Task material:
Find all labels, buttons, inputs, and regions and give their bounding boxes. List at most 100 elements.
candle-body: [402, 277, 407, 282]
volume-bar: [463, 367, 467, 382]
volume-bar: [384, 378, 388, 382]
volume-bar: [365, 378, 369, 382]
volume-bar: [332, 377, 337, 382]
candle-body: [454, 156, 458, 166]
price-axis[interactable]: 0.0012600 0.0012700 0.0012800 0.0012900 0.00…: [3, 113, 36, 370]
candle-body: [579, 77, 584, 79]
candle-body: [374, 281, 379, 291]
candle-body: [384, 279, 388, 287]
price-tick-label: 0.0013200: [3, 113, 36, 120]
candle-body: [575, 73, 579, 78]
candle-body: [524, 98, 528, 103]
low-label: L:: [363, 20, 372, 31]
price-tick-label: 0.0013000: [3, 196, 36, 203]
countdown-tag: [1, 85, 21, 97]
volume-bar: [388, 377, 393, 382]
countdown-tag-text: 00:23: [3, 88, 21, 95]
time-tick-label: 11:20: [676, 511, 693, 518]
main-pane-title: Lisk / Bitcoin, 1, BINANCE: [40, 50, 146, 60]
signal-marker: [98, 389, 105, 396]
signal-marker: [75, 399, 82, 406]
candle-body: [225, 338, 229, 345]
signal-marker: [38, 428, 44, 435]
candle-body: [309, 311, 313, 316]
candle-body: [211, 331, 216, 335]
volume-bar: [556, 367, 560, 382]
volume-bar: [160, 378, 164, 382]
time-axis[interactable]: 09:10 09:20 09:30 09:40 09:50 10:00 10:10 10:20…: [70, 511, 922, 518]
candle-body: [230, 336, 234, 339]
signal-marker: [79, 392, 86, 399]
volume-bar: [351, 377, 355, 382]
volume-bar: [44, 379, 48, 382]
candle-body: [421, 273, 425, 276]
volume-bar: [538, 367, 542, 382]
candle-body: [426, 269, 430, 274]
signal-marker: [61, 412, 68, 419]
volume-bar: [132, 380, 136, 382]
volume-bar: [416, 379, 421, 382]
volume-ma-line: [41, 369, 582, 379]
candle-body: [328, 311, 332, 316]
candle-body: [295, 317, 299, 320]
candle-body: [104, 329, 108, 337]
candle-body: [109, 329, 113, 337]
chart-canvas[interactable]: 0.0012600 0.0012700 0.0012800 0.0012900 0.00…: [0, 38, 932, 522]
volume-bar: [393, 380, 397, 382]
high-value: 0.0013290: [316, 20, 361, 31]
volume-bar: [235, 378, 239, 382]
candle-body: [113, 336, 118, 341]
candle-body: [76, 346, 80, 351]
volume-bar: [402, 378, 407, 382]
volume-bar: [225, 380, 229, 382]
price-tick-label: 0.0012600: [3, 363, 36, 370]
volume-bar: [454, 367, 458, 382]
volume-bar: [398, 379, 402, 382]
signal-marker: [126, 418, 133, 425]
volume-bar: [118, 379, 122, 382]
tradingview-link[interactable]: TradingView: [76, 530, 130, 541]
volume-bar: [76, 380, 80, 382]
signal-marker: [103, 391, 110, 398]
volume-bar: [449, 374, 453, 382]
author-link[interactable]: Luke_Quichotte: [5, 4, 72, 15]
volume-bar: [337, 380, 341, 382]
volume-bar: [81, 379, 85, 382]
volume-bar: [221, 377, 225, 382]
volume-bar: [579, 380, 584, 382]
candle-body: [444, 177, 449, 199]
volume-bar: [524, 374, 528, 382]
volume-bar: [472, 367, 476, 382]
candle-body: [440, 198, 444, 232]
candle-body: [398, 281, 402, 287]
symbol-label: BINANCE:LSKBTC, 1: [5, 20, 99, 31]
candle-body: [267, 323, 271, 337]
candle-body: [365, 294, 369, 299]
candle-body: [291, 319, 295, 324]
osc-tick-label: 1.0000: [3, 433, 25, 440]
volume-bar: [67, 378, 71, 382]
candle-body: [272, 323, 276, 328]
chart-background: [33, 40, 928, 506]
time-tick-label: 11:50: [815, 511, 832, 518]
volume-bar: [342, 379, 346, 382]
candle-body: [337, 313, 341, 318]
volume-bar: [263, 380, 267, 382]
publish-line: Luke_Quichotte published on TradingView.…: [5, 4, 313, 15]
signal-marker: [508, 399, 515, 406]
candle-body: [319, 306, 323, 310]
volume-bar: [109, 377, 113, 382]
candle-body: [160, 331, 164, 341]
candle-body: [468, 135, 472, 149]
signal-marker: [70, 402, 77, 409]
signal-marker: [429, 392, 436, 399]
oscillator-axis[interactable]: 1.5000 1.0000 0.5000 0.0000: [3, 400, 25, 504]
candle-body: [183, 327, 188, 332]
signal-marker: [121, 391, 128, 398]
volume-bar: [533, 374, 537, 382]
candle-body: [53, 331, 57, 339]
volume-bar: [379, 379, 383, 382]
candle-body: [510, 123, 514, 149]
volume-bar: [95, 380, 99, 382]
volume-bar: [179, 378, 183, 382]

What needs to be done: Convert the rows above into a Markdown table with the columns No and Entry, giving each line its number and skipping any blank lines.

Task result:
| No | Entry |
|---|---|
| 1 | Find all labels, buttons, inputs, and regions and give their bounding boxes. List at most 100 elements. |
| 2 | candle-body: [402, 277, 407, 282] |
| 3 | volume-bar: [463, 367, 467, 382] |
| 4 | volume-bar: [384, 378, 388, 382] |
| 5 | volume-bar: [365, 378, 369, 382] |
| 6 | volume-bar: [332, 377, 337, 382] |
| 7 | candle-body: [454, 156, 458, 166] |
| 8 | price-axis[interactable]: 0.0012600 0.0012700 0.0012800 0.0012900 0.00…: [3, 113, 36, 370] |
| 9 | candle-body: [579, 77, 584, 79] |
| 10 | candle-body: [374, 281, 379, 291] |
| 11 | candle-body: [384, 279, 388, 287] |
| 12 | price-tick-label: 0.0013200: [3, 113, 36, 120] |
| 13 | candle-body: [575, 73, 579, 78] |
| 14 | candle-body: [524, 98, 528, 103] |
| 15 | low-label: L:: [363, 20, 372, 31] |
| 16 | price-tick-label: 0.0013000: [3, 196, 36, 203] |
| 17 | countdown-tag: [1, 85, 21, 97] |
| 18 | volume-bar: [388, 377, 393, 382] |
| 19 | countdown-tag-text: 00:23: [3, 88, 21, 95] |
| 20 | time-tick-label: 11:20: [676, 511, 693, 518] |
| 21 | main-pane-title: Lisk / Bitcoin, 1, BINANCE: [40, 50, 146, 60] |
| 22 | signal-marker: [98, 389, 105, 396] |
| 23 | signal-marker: [75, 399, 82, 406] |
| 24 | candle-body: [225, 338, 229, 345] |
| 25 | signal-marker: [38, 428, 44, 435] |
| 26 | candle-body: [309, 311, 313, 316] |
| 27 | candle-body: [211, 331, 216, 335] |
| 28 | volume-bar: [556, 367, 560, 382] |
| 29 | volume-bar: [160, 378, 164, 382] |
| 30 | time-axis[interactable]: 09:10 09:20 09:30 09:40 09:50 10:00 10:10 10:20…: [70, 511, 922, 518] |
| 31 | candle-body: [230, 336, 234, 339] |
| 32 | signal-marker: [79, 392, 86, 399] |
| 33 | volume-bar: [351, 377, 355, 382] |
| 34 | volume-bar: [44, 379, 48, 382] |
| 35 | candle-body: [421, 273, 425, 276] |
| 36 | volume-bar: [538, 367, 542, 382] |
| 37 | candle-body: [426, 269, 430, 274] |
| 38 | signal-marker: [61, 412, 68, 419] |
| 39 | volume-bar: [132, 380, 136, 382] |
| 40 | volume-bar: [416, 379, 421, 382] |
| 41 | volume-ma-line: [41, 369, 582, 379] |
| 42 | candle-body: [328, 311, 332, 316] |
| 43 | candle-body: [295, 317, 299, 320] |
| 44 | candle-body: [104, 329, 108, 337] |
| 45 | candle-body: [109, 329, 113, 337] |
| 46 | chart-canvas[interactable]: 0.0012600 0.0012700 0.0012800 0.0012900 0.00…: [0, 38, 932, 522] |
| 47 | volume-bar: [393, 380, 397, 382] |
| 48 | high-value: 0.0013290: [316, 20, 361, 31] |
| 49 | volume-bar: [235, 378, 239, 382] |
| 50 | candle-body: [113, 336, 118, 341] |
| 51 | candle-body: [76, 346, 80, 351] |
| 52 | volume-bar: [402, 378, 407, 382] |
| 53 | volume-bar: [225, 380, 229, 382] |
| 54 | price-tick-label: 0.0012600: [3, 363, 36, 370] |
| 55 | volume-bar: [454, 367, 458, 382] |
| 56 | volume-bar: [398, 379, 402, 382] |
| 57 | signal-marker: [126, 418, 133, 425] |
| 58 | volume-bar: [118, 379, 122, 382] |
| 59 | tradingview-link[interactable]: TradingView: [76, 530, 130, 541] |
| 60 | volume-bar: [76, 380, 80, 382] |
| 61 | signal-marker: [103, 391, 110, 398] |
| 62 | volume-bar: [449, 374, 453, 382] |
| 63 | author-link[interactable]: Luke_Quichotte: [5, 4, 72, 15] |
| 64 | volume-bar: [337, 380, 341, 382] |
| 65 | volume-bar: [81, 379, 85, 382] |
| 66 | volume-bar: [221, 377, 225, 382] |
| 67 | volume-bar: [579, 380, 584, 382] |
| 68 | candle-body: [444, 177, 449, 199] |
| 69 | volume-bar: [524, 374, 528, 382] |
| 70 | volume-bar: [472, 367, 476, 382] |
| 71 | candle-body: [440, 198, 444, 232] |
| 72 | candle-body: [398, 281, 402, 287] |
| 73 | symbol-label: BINANCE:LSKBTC, 1: [5, 20, 99, 31] |
| 74 | candle-body: [267, 323, 271, 337] |
| 75 | candle-body: [365, 294, 369, 299] |
| 76 | candle-body: [291, 319, 295, 324] |
| 77 | osc-tick-label: 1.0000: [3, 433, 25, 440] |
| 78 | volume-bar: [67, 378, 71, 382] |
| 79 | candle-body: [272, 323, 276, 328] |
| 80 | chart-background: [33, 40, 928, 506] |
| 81 | time-tick-label: 11:50: [815, 511, 832, 518] |
| 82 | volume-bar: [342, 379, 346, 382] |
| 83 | candle-body: [337, 313, 341, 318] |
| 84 | volume-bar: [263, 380, 267, 382] |
| 85 | publish-line: Luke_Quichotte published on TradingView.…: [5, 4, 313, 15] |
| 86 | signal-marker: [508, 399, 515, 406] |
| 87 | candle-body: [319, 306, 323, 310] |
| 88 | volume-bar: [109, 377, 113, 382] |
| 89 | candle-body: [160, 331, 164, 341] |
| 90 | candle-body: [468, 135, 472, 149] |
| 91 | signal-marker: [70, 402, 77, 409] |
| 92 | signal-marker: [429, 392, 436, 399] |
| 93 | oscillator-axis[interactable]: 1.5000 1.0000 0.5000 0.0000: [3, 400, 25, 504] |
| 94 | candle-body: [183, 327, 188, 332] |
| 95 | signal-marker: [121, 391, 128, 398] |
| 96 | volume-bar: [533, 374, 537, 382] |
| 97 | candle-body: [53, 331, 57, 339] |
| 98 | volume-bar: [379, 379, 383, 382] |
| 99 | candle-body: [510, 123, 514, 149] |
| 100 | volume-bar: [95, 380, 99, 382] |
| 101 | volume-bar: [179, 378, 183, 382] |